#### YOUR TASK
Please state how many lines in the records contain the string "needs", with no words besides the number.

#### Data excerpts
◆ ◆ ◆ ◆ ◆

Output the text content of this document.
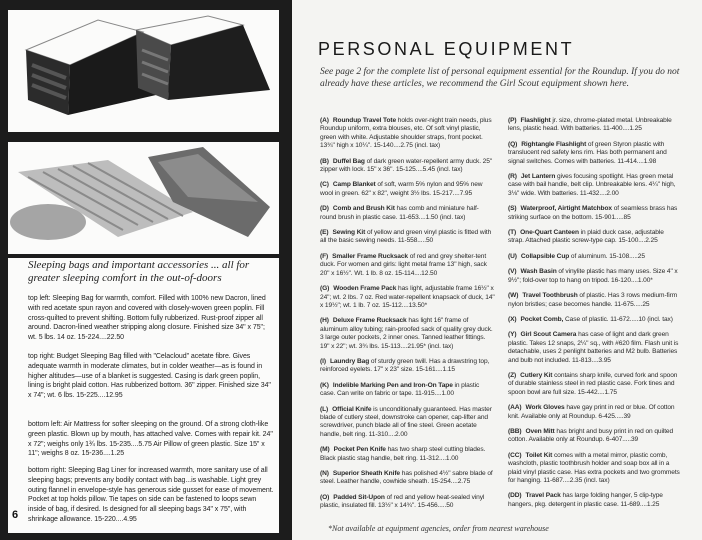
Sleeping bags and important accessories ... all for greater sleeping comfort in the out-of-doors
top left: Sleeping Bag for warmth, comfort. Filled with 100% new Dacron, lined with red acetate spun rayon and covered with closely-woven green poplin. Fill cross-quilted to prevent shifting. Bottom fully rubberized. Rust-proof zipper all around. Dacron-lined weather stripping along closure. Finished size 34" x 75"; wt. 5 lbs. 14 oz. 15-224....22.50
top right: Budget Sleeping Bag filled with "Celacloud" acetate fibre. Gives adequate warmth in moderate climates, but in colder weather—as is found in higher altitudes—use of a blanket is suggested. Casing is dark green poplin, lining is bright plaid cotton. Has rubberized bottom. 36" zipper. Finished size 34" x 74"; wt. 6 lbs. 15-225....12.95
bottom left: Air Mattress for softer sleeping on the ground. Of a strong cloth-like green plastic. Blown up by mouth, has attached valve. Comes with repair kit. 24" x 72"; weighs only 1¾ lbs. 15-235....5.75 Air Pillow of green plastic. Size 15" x 11"; weighs 8 oz. 15-236....1.25
bottom right: Sleeping Bag Liner for increased warmth, more sanitary use of all sleeping bags; prevents any bodily contact with bag...is washable. Light grey outing flannel in envelope-style has generous side gusset for ease of movement. Pocket at top holds pillow. Tie tapes on side can be fastened to loops sewn inside of bag, if desired. Is designed for all sleeping bags 34" x 75", with shrinkage allowance. 15-220....4.95
6
PERSONAL EQUIPMENT
See page 2 for the complete list of personal equipment essential for the Roundup. If you do not already have these articles, we recommend the Girl Scout equipment shown here.
(A) Roundup Travel Tote holds over-night train needs, plus Roundup uniform, extra blouses, etc. Of soft vinyl plastic, green with white. Adjustable shoulder straps, front pocket. 13¾" high x 10¼". 15-140....2.75 (incl. tax)
(B) Duffel Bag of dark green water-repellent army duck. 25" zipper with lock. 15" x 36". 15-125....5.45 (incl. tax)
(C) Camp Blanket of soft, warm 5% nylon and 95% new wool in green. 62" x 82", weight 3½ lbs. 15-217....7.95
(D) Comb and Brush Kit has comb and miniature half-round brush in plastic case. 11-653....1.50 (incl. tax)
(E) Sewing Kit of yellow and green vinyl plastic is fitted with all the basic sewing needs. 11-558.....50
(F) Smaller Frame Rucksack of red and grey shelter-tent duck. For women and girls: light metal frame 13" high, sack 20" x 16½". Wt. 1 lb. 8 oz. 15-114....12.50
(G) Wooden Frame Pack has light, adjustable frame 16½" x 24"; wt. 2 lbs. 7 oz. Red water-repellent knapsack of duck, 14" x 19½"; wt. 1 lb. 7 oz. 15-112....13.50*
(H) Deluxe Frame Rucksack has light 16" frame of aluminum alloy tubing; rain-proofed sack of quality grey duck. 3 large outer pockets, 2 inner ones. Tanned leather fittings. 19" x 22"; wt. 3¾ lbs. 15-113....21.95* (incl. tax)
(I) Laundry Bag of sturdy green twill. Has a drawstring top, reinforced eyelets. 17" x 23" size. 15-161....1.15
(K) Indelible Marking Pen and Iron-On Tape in plastic case. Can write on fabric or tape. 11-915....1.00
(L) Official Knife is unconditionally guaranteed. Has master blade of cutlery steel, downstroke can opener, cap-lifter and screwdriver, punch blade all of fine steel. Green acetate handle, belt ring. 11-310....2.00
(M) Pocket Pen Knife has two sharp steel cutting blades. Black plastic stag handle, belt ring. 11-312....1.00
(N) Superior Sheath Knife has polished 4½" sabre blade of steel. Leather handle, cowhide sheath. 15-254....2.75
(O) Padded Sit-Upon of red and yellow heat-sealed vinyl plastic, insulated fill. 13½" x 14¾". 15-456.....50
(P) Flashlight jr. size, chrome-plated metal. Unbreakable lens, plastic head. With batteries. 11-400....1.25
(Q) Rightangle Flashlight of green Styron plastic with translucent red safety lens rim. Has both permanent and signal switches. Comes with batteries. 11-414....1.98
(R) Jet Lantern gives focusing spotlight. Has green metal case with bail handle, belt clip. Unbreakable lens. 4¼" high, 3⅛" wide. With batteries. 11-432....2.00
(S) Waterproof, Airtight Matchbox of seamless brass has striking surface on the bottom. 15-901.....85
(T) One-Quart Canteen in plaid duck case, adjustable strap. Attached plastic screw-type cap. 15-100....2.25
(U) Collapsible Cup of aluminum. 15-108.....25
(V) Wash Basin of vinylite plastic has many uses. Size 4" x 9½"; fold-over top to hang on tripod. 16-120....1.00*
(W) Travel Toothbrush of plastic. Has 3 rows medium-firm nylon bristles; case becomes handle. 11-675.....25
(X) Pocket Comb, Case of plastic. 11-672.....10 (incl. tax)
(Y) Girl Scout Camera has case of light and dark green plastic. Takes 12 snaps, 2¼" sq., with #620 film. Flash unit is detachable, uses 2 penlight batteries and M2 bulb. Batteries and bulb not included. 11-813....3.95
(Z) Cutlery Kit contains sharp knife, curved fork and spoon of durable stainless steel in red plastic case. Fork tines and spoon bowl are full size. 15-442....1.75
(AA) Work Gloves have gay print in red or blue. Of cotton knit. Available only at Roundup. 6-425.....39
(BB) Oven Mitt has bright and busy print in red on quilted cotton. Available only at Roundup. 6-407.....39
(CC) Toilet Kit comes with a metal mirror, plastic comb, washcloth, plastic toothbrush holder and soap box all in a plaid vinyl plastic case. Has extra pockets and two grommets for hanging. 11-687....2.35 (incl. tax)
(DD) Travel Pack has large folding hanger, 5 clip-type hangers, pkg. detergent in plastic case. 11-689....1.25
*Not available at equipment agencies, order from nearest warehouse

◆ ◆ ◆ ◆ ◆

#### RESPONSE TO THIS EXERCISE
2